WORK TO DO:
Resume the issue thread below on reviews of the sustainability considerations draft, picking up right after its final sentence.

DOCUMENT EXTRACT:
******

Open cpignata opened 8 months ago

cpignata commented 8 months ago

Process all these useful e-impact mailing-list reviews

cpignata commented 7 months ago

And Jari's great Review

ali-rezaki commented 7 months ago

Responded to some of Jari's comments on the E-impact list:

Hi Jari,

Thanks a lot for your review of the Sustainability Considerations I-D. Your feedback has been very helpful. Much appreciated.

We are in the process of processing all your comments. Below, I wanted to share some responses to a few specific items.

Thanks & regards,

Ali

From: Jari Arkko [jari.arkko@gmail.com](mailto:jari.arkko@gmail.com) Sent: Thursday, February 15, 2024 2:35 PM To: e-impact@ietf.org; Carlos Pignataro [cpignata@gmail.com](mailto:cpignata@gmail.com); Ali Rezaki (Nokia) [ali.rezaki@nokia.com](mailto:ali.rezaki@nokia.com) Subject: Review of draft-cparsk-eimpact-sustainability-considerations Hi,

I have reviewed https://datatracker.ietf.org/doc/html/draft-cparsk-eimpact-sustainability-considerations-07 and had some thoughts.

******

[Layout region records]
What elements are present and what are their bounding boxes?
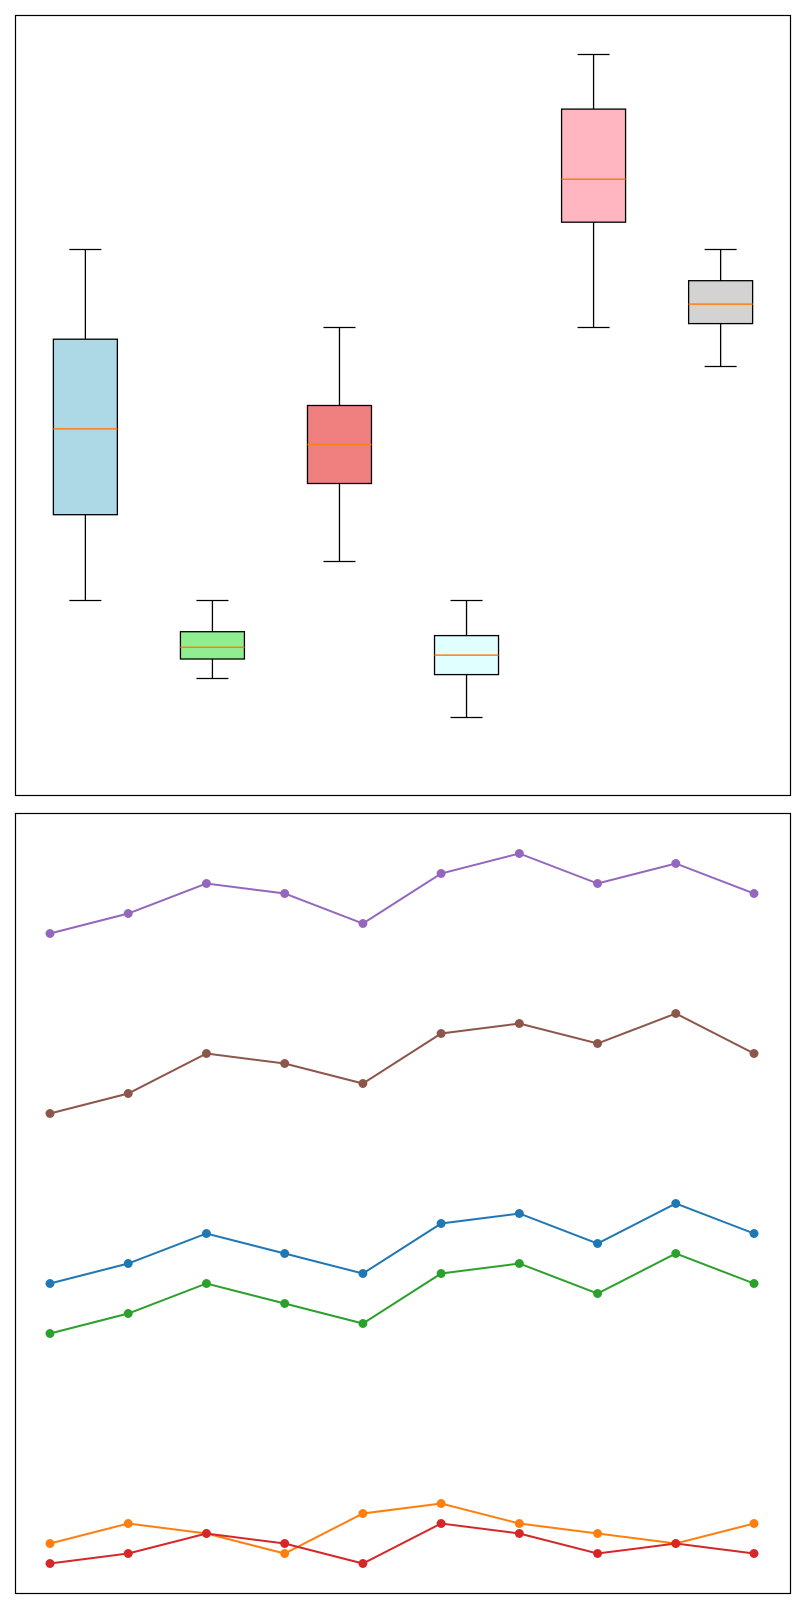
series-1-point-4 — [280, 889, 290, 898]
line-panel — [14, 812, 792, 1595]
box-4 — [433, 599, 500, 719]
series-4 — [45, 1249, 759, 1338]
series-6-point-7 — [514, 1529, 524, 1538]
series-6 — [45, 1519, 759, 1568]
series-5-point-1 — [45, 1539, 55, 1548]
series-1-line — [49, 852, 755, 935]
series-1-point-6 — [436, 869, 446, 878]
series-6-point-1 — [45, 1559, 55, 1568]
series-4-point-1 — [45, 1329, 55, 1338]
series-2-point-7 — [514, 1019, 524, 1028]
series-5-line — [49, 1502, 755, 1555]
series-4-point-4 — [280, 1299, 290, 1308]
series-5-point-5 — [358, 1509, 368, 1518]
series-2-point-4 — [280, 1059, 290, 1068]
series-5-point-2 — [123, 1519, 133, 1528]
series-1-point-9 — [671, 859, 681, 868]
boxplot-marks — [52, 53, 754, 719]
boxplot-panel — [14, 14, 792, 797]
series-4-point-9 — [671, 1249, 681, 1258]
series-2 — [45, 1009, 759, 1118]
series-3-point-7 — [514, 1209, 524, 1218]
series-1-point-3 — [201, 879, 211, 888]
series-4-point-8 — [593, 1289, 603, 1298]
series-4-point-7 — [514, 1259, 524, 1268]
boxplot-frame — [14, 14, 792, 797]
line-marks — [45, 849, 759, 1568]
series-3-point-10 — [749, 1229, 759, 1238]
series-3 — [45, 1199, 759, 1288]
series-5-point-10 — [749, 1519, 759, 1528]
series-1-point-8 — [593, 879, 603, 888]
series-4-point-10 — [749, 1279, 759, 1288]
series-3-point-2 — [123, 1259, 133, 1268]
series-6-point-9 — [671, 1539, 681, 1548]
series-4-point-6 — [436, 1269, 446, 1278]
series-1-point-5 — [358, 919, 368, 928]
series-1-point-2 — [123, 909, 133, 918]
series-3-point-1 — [45, 1279, 55, 1288]
series-2-point-6 — [436, 1029, 446, 1038]
series-3-point-4 — [280, 1249, 290, 1258]
series-6-point-3 — [201, 1529, 211, 1538]
box-2 — [179, 599, 246, 680]
box-3 — [306, 326, 373, 563]
series-5-point-7 — [514, 1519, 524, 1528]
series-1-point-7 — [514, 849, 524, 858]
series-2-point-8 — [593, 1039, 603, 1048]
series-4-point-5 — [358, 1319, 368, 1328]
series-4-point-3 — [201, 1279, 211, 1288]
series-6-point-2 — [123, 1549, 133, 1558]
series-6-point-10 — [749, 1549, 759, 1558]
series-2-line — [49, 1012, 755, 1115]
series-5-point-6 — [436, 1499, 446, 1508]
series-4-line — [49, 1252, 755, 1335]
series-3-point-3 — [201, 1229, 211, 1238]
series-5-point-4 — [280, 1549, 290, 1558]
box-1-iqr — [52, 338, 119, 516]
series-5 — [45, 1499, 759, 1558]
series-2-point-9 — [671, 1009, 681, 1018]
series-1-point-10 — [749, 889, 759, 898]
box-5 — [560, 53, 627, 329]
series-6-point-8 — [593, 1549, 603, 1558]
series-2-point-1 — [45, 1109, 55, 1118]
series-6-line — [49, 1522, 755, 1565]
box-6-iqr — [687, 280, 754, 325]
series-2-point-3 — [201, 1049, 211, 1058]
series-1 — [45, 849, 759, 938]
series-3-line — [49, 1202, 755, 1285]
series-2-point-5 — [358, 1079, 368, 1088]
series-5-point-8 — [593, 1529, 603, 1538]
series-1-point-1 — [45, 929, 55, 938]
box-5-iqr — [560, 108, 627, 223]
line-chart-frame — [14, 812, 792, 1595]
series-6-point-6 — [436, 1519, 446, 1528]
series-3-point-9 — [671, 1199, 681, 1208]
box-1 — [52, 248, 119, 602]
box-2-iqr — [179, 631, 246, 660]
series-2-point-2 — [123, 1089, 133, 1098]
series-2-point-10 — [749, 1049, 759, 1058]
series-6-point-4 — [280, 1539, 290, 1548]
series-3-point-5 — [358, 1269, 368, 1278]
series-4-point-2 — [123, 1309, 133, 1318]
box-6 — [687, 248, 754, 368]
series-6-point-5 — [358, 1559, 368, 1568]
series-3-point-8 — [593, 1239, 603, 1248]
series-3-point-6 — [436, 1219, 446, 1228]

******

EXERCISE RESPONSE:
Comments

First: thanks for this, it is a well written and useful document. [Ali: Thanks very much for your review and helpful comments.]

My other overall comment is that the document seems useful to publish, perhaps independent submission or through the program as an IAB stream document. But before that it would be useful to think about the scoping a bit. The current scope is somewhat large, and maybe a tighter scope would make the document easier to finish, give reader focus, etc.

"'this document also gives network, protocol, and application designers and implementors sustainability-related advice and guideance”

Maybe it would be better to focus network/protocol angles here. While there are some things in the document that can be classified as implementation-related, those parts are not particularly in-depth. You can basically state that ability to use various levels of sleep modes, have interfaces to getting data and managing power circuitry, and have interfaces that know about the type of power being applied. But I’m not sure you can do much more in this document, without significantly expanding the discussion and needing perhaps different type of expertise than we might have.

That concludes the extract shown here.